EXERCISE – Collect every line of the records below that contains the word "value".

DATA FOR THIS EXERCISE –
## START
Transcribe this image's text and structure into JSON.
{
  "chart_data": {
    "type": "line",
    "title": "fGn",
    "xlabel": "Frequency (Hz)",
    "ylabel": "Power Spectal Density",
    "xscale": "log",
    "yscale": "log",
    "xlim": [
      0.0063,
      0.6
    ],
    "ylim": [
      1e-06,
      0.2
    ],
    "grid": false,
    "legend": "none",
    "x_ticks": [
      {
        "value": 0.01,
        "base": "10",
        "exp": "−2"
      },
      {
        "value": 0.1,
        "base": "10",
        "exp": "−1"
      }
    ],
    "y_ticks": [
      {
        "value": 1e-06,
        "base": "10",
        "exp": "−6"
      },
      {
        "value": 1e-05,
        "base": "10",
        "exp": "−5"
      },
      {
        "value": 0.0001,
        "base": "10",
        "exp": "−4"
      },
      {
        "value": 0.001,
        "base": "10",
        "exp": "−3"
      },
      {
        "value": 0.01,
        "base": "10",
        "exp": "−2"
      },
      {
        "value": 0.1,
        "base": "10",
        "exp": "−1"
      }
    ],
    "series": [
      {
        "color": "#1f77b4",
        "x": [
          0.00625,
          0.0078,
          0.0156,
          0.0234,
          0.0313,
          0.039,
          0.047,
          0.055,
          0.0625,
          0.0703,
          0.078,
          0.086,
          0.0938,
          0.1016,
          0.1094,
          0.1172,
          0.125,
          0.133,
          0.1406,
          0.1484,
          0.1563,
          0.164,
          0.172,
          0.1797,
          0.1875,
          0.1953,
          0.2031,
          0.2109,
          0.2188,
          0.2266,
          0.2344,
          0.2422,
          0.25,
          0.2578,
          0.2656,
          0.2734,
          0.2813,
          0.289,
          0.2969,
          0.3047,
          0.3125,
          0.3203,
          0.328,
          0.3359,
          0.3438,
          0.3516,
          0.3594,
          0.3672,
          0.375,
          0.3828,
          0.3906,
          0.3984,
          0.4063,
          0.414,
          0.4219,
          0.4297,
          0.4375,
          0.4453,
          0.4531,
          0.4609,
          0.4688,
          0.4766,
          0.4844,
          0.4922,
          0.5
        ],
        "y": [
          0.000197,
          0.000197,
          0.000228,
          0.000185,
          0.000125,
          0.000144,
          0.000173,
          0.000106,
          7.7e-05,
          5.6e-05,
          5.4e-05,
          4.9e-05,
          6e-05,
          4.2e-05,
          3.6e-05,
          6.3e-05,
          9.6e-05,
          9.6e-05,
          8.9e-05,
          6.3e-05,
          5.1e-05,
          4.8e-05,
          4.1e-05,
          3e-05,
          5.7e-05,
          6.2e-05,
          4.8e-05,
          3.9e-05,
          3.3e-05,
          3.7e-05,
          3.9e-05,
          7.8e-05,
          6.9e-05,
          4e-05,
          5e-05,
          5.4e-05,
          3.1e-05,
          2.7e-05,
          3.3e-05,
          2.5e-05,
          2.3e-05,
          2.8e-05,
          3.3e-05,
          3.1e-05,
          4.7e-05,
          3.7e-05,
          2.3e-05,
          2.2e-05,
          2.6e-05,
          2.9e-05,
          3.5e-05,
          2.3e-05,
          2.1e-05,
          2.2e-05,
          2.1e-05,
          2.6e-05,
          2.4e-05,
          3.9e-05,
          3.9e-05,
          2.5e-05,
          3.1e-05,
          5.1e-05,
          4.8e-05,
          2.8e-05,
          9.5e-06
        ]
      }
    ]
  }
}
## END
THE RESULT –
        "value": 0.01,
        "value": 0.1,
        "value": 1e-06,
        "value": 1e-05,
        "value": 0.0001,
        "value": 0.001,
        "value": 0.01,
        "value": 0.1,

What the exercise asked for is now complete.